• _Direction_
Check each line of the listing, and copy it if it contains the word "says".
## start
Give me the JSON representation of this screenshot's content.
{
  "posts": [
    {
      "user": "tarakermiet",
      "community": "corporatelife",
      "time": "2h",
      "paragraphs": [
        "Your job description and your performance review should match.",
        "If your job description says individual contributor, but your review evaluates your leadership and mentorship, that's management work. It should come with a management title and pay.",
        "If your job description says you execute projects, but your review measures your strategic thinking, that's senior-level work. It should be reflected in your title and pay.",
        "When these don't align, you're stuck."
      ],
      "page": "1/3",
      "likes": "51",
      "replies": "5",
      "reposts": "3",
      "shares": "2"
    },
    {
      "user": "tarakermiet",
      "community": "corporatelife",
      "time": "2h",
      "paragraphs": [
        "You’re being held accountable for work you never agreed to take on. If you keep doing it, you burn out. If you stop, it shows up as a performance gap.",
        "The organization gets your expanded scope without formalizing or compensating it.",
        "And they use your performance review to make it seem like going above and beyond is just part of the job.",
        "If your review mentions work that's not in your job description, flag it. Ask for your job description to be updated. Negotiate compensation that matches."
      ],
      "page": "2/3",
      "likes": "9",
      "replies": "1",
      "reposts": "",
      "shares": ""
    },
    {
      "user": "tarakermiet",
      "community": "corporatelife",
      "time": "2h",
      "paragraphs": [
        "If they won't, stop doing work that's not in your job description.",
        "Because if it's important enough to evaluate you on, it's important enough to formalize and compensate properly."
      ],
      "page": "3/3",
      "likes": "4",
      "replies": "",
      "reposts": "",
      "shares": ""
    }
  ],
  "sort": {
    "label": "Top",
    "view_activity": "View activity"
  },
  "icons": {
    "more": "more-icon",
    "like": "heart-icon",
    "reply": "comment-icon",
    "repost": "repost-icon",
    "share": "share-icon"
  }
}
## end
• _Problem solution_
        "If your job description says individual contributor, but your review evaluates your leadership and mentorship, that's management work. It should come with a management title and pay.",
        "If your job description says you execute projects, but your review measures your strategic thinking, that's senior-level work. It should be reflected in your title and pay.",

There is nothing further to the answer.